Task brief -> Provide the count of lines that hold "author" and no other output.

Listed entries ->
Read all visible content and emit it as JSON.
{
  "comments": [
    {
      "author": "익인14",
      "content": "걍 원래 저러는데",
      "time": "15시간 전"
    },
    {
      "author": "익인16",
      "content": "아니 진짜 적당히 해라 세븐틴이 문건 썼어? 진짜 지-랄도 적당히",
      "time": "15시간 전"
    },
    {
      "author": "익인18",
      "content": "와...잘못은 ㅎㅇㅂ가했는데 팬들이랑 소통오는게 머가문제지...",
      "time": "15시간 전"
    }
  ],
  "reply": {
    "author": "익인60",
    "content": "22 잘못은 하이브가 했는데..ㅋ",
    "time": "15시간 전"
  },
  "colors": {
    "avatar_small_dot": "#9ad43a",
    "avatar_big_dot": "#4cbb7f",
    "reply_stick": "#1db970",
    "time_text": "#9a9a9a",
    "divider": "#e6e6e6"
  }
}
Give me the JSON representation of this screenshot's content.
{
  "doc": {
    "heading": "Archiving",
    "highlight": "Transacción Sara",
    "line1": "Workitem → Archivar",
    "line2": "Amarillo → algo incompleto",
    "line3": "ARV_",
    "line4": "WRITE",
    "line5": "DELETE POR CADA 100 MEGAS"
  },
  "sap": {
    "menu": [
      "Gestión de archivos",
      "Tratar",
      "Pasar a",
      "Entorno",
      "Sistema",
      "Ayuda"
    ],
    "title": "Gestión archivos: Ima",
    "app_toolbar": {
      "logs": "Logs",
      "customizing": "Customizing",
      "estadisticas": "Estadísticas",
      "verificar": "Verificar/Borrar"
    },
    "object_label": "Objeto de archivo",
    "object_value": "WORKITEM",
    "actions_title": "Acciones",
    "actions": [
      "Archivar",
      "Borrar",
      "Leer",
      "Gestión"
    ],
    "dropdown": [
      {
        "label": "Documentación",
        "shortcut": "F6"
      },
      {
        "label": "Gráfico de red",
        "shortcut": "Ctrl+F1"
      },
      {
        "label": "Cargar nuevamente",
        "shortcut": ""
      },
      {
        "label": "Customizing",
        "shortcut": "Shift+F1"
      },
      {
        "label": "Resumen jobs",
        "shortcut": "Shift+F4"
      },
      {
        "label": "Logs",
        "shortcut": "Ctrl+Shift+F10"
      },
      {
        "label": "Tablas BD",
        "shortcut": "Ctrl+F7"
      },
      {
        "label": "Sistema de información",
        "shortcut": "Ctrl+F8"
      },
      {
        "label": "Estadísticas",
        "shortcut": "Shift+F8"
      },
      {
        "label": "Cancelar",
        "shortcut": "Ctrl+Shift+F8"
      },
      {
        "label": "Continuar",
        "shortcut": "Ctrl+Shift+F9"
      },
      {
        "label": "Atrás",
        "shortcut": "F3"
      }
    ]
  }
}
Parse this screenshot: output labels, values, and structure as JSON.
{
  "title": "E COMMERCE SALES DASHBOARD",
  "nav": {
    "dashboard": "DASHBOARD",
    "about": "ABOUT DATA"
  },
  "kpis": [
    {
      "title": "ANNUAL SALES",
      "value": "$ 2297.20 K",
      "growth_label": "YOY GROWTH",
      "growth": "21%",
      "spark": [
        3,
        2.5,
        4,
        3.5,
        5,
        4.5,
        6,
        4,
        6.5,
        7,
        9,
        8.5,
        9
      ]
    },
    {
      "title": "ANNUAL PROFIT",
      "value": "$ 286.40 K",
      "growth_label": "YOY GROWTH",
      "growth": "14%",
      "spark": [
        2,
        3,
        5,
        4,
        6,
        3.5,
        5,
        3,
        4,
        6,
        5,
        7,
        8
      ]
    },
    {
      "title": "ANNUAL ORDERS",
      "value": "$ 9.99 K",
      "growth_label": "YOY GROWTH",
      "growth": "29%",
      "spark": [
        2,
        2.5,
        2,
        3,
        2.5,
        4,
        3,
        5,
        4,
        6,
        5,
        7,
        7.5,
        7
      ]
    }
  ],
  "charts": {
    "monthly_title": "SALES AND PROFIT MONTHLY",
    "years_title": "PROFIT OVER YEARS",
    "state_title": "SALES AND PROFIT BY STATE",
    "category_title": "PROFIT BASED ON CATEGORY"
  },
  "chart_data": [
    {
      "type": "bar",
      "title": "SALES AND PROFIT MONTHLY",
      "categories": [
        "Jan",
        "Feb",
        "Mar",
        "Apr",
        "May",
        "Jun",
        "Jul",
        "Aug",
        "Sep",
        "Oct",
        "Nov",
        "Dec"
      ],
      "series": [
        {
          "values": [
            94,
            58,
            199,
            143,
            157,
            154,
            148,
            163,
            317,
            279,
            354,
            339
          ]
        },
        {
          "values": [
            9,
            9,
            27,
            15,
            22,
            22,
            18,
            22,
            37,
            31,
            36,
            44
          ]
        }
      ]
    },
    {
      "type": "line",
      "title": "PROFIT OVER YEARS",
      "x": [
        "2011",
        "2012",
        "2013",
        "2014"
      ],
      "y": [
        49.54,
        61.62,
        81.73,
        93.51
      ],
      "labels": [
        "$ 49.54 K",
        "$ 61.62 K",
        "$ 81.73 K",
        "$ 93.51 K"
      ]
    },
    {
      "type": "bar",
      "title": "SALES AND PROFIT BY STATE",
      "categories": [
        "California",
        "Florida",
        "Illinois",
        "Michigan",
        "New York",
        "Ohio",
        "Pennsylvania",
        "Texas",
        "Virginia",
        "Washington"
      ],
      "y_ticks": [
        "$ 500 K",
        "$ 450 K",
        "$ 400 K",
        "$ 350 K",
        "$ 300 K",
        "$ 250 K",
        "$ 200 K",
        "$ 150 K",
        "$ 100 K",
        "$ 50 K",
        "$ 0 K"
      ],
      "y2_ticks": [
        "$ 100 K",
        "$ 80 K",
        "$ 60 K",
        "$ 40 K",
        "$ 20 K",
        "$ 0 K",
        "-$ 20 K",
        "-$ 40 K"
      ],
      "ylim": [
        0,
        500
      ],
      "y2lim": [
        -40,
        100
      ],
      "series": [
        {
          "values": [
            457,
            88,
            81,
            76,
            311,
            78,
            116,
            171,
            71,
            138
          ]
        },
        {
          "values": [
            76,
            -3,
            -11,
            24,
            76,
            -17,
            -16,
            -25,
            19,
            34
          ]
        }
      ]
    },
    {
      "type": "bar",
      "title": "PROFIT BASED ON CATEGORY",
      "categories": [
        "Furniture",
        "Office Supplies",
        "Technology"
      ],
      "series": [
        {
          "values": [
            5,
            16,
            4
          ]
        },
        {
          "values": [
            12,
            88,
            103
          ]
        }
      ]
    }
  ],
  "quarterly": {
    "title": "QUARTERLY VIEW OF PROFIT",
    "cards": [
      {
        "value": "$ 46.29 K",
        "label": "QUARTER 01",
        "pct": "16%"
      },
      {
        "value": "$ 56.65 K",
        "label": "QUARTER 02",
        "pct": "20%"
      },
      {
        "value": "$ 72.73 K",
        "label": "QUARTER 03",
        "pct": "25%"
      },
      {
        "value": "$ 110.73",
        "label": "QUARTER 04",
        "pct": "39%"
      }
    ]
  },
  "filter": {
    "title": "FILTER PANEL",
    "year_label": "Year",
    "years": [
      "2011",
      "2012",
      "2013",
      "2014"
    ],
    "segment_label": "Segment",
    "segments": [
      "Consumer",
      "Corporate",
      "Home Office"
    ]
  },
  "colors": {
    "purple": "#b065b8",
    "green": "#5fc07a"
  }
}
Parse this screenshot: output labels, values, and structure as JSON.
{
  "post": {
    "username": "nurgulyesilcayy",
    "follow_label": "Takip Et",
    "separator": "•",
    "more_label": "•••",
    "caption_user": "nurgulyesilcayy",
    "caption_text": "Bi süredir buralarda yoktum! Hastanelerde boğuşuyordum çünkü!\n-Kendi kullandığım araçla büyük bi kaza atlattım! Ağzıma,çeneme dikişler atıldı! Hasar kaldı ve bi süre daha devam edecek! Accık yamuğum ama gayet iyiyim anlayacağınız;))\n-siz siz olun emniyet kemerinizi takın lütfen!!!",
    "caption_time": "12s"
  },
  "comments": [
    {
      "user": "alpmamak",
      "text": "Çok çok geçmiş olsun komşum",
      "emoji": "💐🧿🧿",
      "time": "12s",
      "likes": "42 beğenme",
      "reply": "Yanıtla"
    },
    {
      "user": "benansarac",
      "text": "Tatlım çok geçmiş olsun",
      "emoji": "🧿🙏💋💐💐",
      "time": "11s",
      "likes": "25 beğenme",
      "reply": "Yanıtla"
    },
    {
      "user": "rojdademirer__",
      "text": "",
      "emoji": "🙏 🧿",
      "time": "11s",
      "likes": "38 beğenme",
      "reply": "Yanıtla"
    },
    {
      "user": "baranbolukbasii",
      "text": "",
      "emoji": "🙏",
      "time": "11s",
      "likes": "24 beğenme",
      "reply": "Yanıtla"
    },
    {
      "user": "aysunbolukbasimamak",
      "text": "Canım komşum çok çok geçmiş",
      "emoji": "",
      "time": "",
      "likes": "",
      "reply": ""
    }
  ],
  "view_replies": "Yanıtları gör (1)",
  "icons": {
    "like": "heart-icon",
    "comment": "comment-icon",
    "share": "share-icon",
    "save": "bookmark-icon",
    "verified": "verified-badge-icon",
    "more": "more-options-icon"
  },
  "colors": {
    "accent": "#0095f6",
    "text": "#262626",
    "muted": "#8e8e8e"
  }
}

Full output -> 4